Print all of the entries exactly, minus the pictures.

━━━━━━━━━━━━━━━━━━━━━━━━━━━━━━

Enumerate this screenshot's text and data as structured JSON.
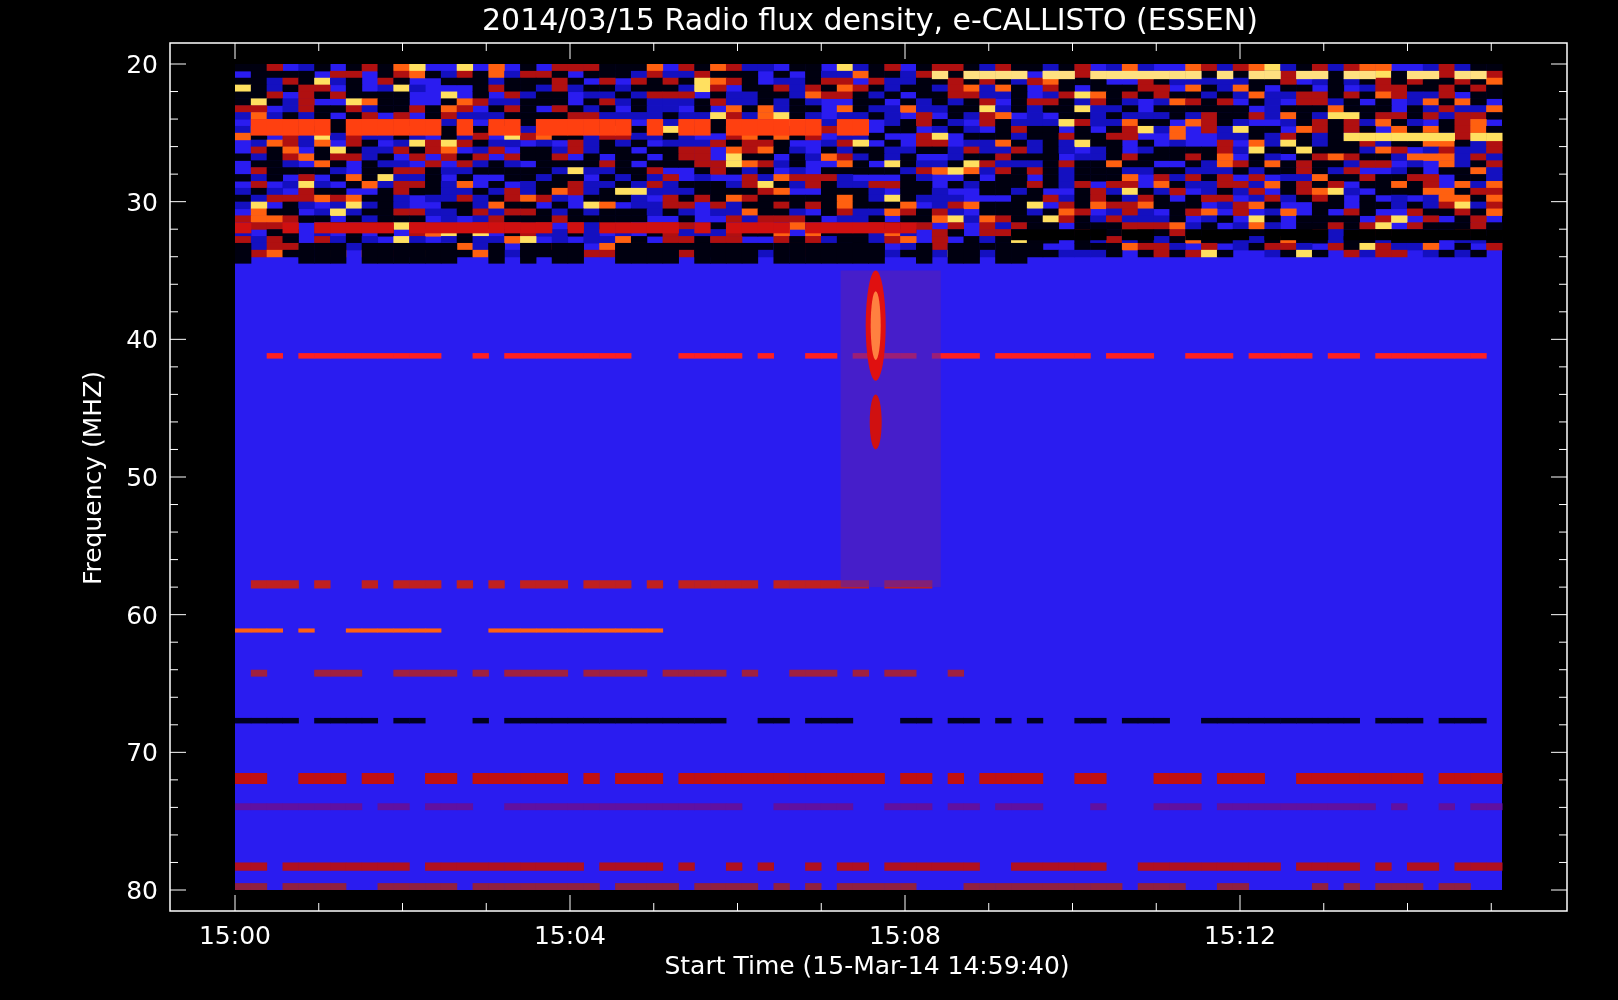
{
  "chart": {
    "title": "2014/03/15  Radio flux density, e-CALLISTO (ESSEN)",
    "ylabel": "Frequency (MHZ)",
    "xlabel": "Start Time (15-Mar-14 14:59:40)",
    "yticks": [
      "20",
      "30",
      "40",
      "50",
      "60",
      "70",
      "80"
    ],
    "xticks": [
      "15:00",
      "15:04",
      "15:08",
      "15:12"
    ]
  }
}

━━━━━━━━━━━━━━━━━━━━━━━━━━━━━━

__Result of this task__
Enumerate this screenshot's text and data as structured JSON.
{
  "chart": {
    "title": "2014/03/15  Radio flux density, e-CALLISTO (ESSEN)",
    "ylabel": "Frequency (MHZ)",
    "xlabel": "Start Time (15-Mar-14 14:59:40)",
    "yticks": [
      "20",
      "30",
      "40",
      "50",
      "60",
      "70",
      "80"
    ],
    "xticks": [
      "15:00",
      "15:04",
      "15:08",
      "15:12"
    ]
  }
}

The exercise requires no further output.